◆ Description of the task ◆
The entries below should be output exactly as written.

════════════════════

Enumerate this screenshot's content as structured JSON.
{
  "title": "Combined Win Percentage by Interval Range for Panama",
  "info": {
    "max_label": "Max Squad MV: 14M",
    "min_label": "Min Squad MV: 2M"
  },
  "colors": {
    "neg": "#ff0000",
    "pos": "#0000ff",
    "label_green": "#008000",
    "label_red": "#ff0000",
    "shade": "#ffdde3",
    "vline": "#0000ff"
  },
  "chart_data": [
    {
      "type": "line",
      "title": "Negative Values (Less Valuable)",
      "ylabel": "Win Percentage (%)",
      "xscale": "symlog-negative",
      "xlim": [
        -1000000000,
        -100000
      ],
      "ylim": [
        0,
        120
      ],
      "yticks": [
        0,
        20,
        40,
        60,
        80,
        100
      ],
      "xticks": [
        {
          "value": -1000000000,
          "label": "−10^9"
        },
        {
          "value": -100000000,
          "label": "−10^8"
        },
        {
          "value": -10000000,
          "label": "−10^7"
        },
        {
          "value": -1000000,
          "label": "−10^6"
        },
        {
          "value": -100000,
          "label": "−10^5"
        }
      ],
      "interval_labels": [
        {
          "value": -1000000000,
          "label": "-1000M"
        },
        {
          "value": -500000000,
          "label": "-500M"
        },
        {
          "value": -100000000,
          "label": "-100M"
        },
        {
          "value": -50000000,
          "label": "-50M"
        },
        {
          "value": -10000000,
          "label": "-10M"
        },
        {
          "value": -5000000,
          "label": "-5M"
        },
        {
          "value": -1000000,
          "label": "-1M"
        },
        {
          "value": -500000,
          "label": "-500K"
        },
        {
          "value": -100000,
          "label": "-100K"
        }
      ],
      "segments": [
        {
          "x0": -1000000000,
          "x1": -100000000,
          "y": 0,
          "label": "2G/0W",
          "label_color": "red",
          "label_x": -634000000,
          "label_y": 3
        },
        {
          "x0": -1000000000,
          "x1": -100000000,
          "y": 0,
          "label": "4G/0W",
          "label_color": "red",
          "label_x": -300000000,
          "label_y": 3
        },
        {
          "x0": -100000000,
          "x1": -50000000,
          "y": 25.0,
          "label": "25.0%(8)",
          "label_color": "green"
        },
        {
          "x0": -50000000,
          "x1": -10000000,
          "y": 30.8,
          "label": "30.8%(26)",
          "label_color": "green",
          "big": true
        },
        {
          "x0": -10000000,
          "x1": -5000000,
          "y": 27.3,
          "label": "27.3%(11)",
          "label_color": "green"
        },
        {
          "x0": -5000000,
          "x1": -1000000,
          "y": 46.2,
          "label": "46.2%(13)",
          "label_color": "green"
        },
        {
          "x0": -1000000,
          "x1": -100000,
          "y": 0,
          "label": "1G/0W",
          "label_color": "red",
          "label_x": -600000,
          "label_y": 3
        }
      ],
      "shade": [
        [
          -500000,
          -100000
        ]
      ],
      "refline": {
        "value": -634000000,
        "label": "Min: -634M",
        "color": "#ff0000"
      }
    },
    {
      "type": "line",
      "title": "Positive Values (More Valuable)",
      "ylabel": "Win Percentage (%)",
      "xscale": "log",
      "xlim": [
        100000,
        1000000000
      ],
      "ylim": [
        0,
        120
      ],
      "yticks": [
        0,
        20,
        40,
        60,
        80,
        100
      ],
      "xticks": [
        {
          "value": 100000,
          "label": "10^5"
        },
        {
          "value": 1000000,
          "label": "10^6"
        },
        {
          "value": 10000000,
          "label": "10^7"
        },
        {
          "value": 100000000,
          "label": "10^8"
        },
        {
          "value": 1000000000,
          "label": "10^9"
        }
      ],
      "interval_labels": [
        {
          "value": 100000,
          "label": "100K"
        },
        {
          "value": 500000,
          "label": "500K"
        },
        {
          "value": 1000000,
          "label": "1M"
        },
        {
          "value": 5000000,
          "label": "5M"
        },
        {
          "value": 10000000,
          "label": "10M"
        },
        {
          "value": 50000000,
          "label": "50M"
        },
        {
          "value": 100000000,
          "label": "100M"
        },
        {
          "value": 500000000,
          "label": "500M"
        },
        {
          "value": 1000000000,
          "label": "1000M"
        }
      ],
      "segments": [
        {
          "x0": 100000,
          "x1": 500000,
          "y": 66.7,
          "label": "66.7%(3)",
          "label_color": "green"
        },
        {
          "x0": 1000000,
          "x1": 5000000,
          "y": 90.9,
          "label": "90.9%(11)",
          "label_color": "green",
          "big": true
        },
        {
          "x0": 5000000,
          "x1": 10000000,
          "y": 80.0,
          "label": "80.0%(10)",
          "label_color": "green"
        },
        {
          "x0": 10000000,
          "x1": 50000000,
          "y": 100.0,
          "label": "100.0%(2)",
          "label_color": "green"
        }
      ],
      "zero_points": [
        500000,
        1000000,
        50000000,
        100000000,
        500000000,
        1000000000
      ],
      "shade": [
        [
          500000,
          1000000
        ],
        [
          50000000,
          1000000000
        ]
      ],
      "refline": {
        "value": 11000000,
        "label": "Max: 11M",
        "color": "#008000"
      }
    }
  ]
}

════════════════════

◆ Complete output ◆
Enumerate this screenshot's content as structured JSON.
{
  "title": "Combined Win Percentage by Interval Range for Panama",
  "info": {
    "max_label": "Max Squad MV: 14M",
    "min_label": "Min Squad MV: 2M"
  },
  "colors": {
    "neg": "#ff0000",
    "pos": "#0000ff",
    "label_green": "#008000",
    "label_red": "#ff0000",
    "shade": "#ffdde3",
    "vline": "#0000ff"
  },
  "chart_data": [
    {
      "type": "line",
      "title": "Negative Values (Less Valuable)",
      "ylabel": "Win Percentage (%)",
      "xscale": "symlog-negative",
      "xlim": [
        -1000000000,
        -100000
      ],
      "ylim": [
        0,
        120
      ],
      "yticks": [
        0,
        20,
        40,
        60,
        80,
        100
      ],
      "xticks": [
        {
          "value": -1000000000,
          "label": "−10^9"
        },
        {
          "value": -100000000,
          "label": "−10^8"
        },
        {
          "value": -10000000,
          "label": "−10^7"
        },
        {
          "value": -1000000,
          "label": "−10^6"
        },
        {
          "value": -100000,
          "label": "−10^5"
        }
      ],
      "interval_labels": [
        {
          "value": -1000000000,
          "label": "-1000M"
        },
        {
          "value": -500000000,
          "label": "-500M"
        },
        {
          "value": -100000000,
          "label": "-100M"
        },
        {
          "value": -50000000,
          "label": "-50M"
        },
        {
          "value": -10000000,
          "label": "-10M"
        },
        {
          "value": -5000000,
          "label": "-5M"
        },
        {
          "value": -1000000,
          "label": "-1M"
        },
        {
          "value": -500000,
          "label": "-500K"
        },
        {
          "value": -100000,
          "label": "-100K"
        }
      ],
      "segments": [
        {
          "x0": -1000000000,
          "x1": -100000000,
          "y": 0,
          "label": "2G/0W",
          "label_color": "red",
          "label_x": -634000000,
          "label_y": 3
        },
        {
          "x0": -1000000000,
          "x1": -100000000,
          "y": 0,
          "label": "4G/0W",
          "label_color": "red",
          "label_x": -300000000,
          "label_y": 3
        },
        {
          "x0": -100000000,
          "x1": -50000000,
          "y": 25.0,
          "label": "25.0%(8)",
          "label_color": "green"
        },
        {
          "x0": -50000000,
          "x1": -10000000,
          "y": 30.8,
          "label": "30.8%(26)",
          "label_color": "green",
          "big": true
        },
        {
          "x0": -10000000,
          "x1": -5000000,
          "y": 27.3,
          "label": "27.3%(11)",
          "label_color": "green"
        },
        {
          "x0": -5000000,
          "x1": -1000000,
          "y": 46.2,
          "label": "46.2%(13)",
          "label_color": "green"
        },
        {
          "x0": -1000000,
          "x1": -100000,
          "y": 0,
          "label": "1G/0W",
          "label_color": "red",
          "label_x": -600000,
          "label_y": 3
        }
      ],
      "shade": [
        [
          -500000,
          -100000
        ]
      ],
      "refline": {
        "value": -634000000,
        "label": "Min: -634M",
        "color": "#ff0000"
      }
    },
    {
      "type": "line",
      "title": "Positive Values (More Valuable)",
      "ylabel": "Win Percentage (%)",
      "xscale": "log",
      "xlim": [
        100000,
        1000000000
      ],
      "ylim": [
        0,
        120
      ],
      "yticks": [
        0,
        20,
        40,
        60,
        80,
        100
      ],
      "xticks": [
        {
          "value": 100000,
          "label": "10^5"
        },
        {
          "value": 1000000,
          "label": "10^6"
        },
        {
          "value": 10000000,
          "label": "10^7"
        },
        {
          "value": 100000000,
          "label": "10^8"
        },
        {
          "value": 1000000000,
          "label": "10^9"
        }
      ],
      "interval_labels": [
        {
          "value": 100000,
          "label": "100K"
        },
        {
          "value": 500000,
          "label": "500K"
        },
        {
          "value": 1000000,
          "label": "1M"
        },
        {
          "value": 5000000,
          "label": "5M"
        },
        {
          "value": 10000000,
          "label": "10M"
        },
        {
          "value": 50000000,
          "label": "50M"
        },
        {
          "value": 100000000,
          "label": "100M"
        },
        {
          "value": 500000000,
          "label": "500M"
        },
        {
          "value": 1000000000,
          "label": "1000M"
        }
      ],
      "segments": [
        {
          "x0": 100000,
          "x1": 500000,
          "y": 66.7,
          "label": "66.7%(3)",
          "label_color": "green"
        },
        {
          "x0": 1000000,
          "x1": 5000000,
          "y": 90.9,
          "label": "90.9%(11)",
          "label_color": "green",
          "big": true
        },
        {
          "x0": 5000000,
          "x1": 10000000,
          "y": 80.0,
          "label": "80.0%(10)",
          "label_color": "green"
        },
        {
          "x0": 10000000,
          "x1": 50000000,
          "y": 100.0,
          "label": "100.0%(2)",
          "label_color": "green"
        }
      ],
      "zero_points": [
        500000,
        1000000,
        50000000,
        100000000,
        500000000,
        1000000000
      ],
      "shade": [
        [
          500000,
          1000000
        ],
        [
          50000000,
          1000000000
        ]
      ],
      "refline": {
        "value": 11000000,
        "label": "Max: 11M",
        "color": "#008000"
      }
    }
  ]
}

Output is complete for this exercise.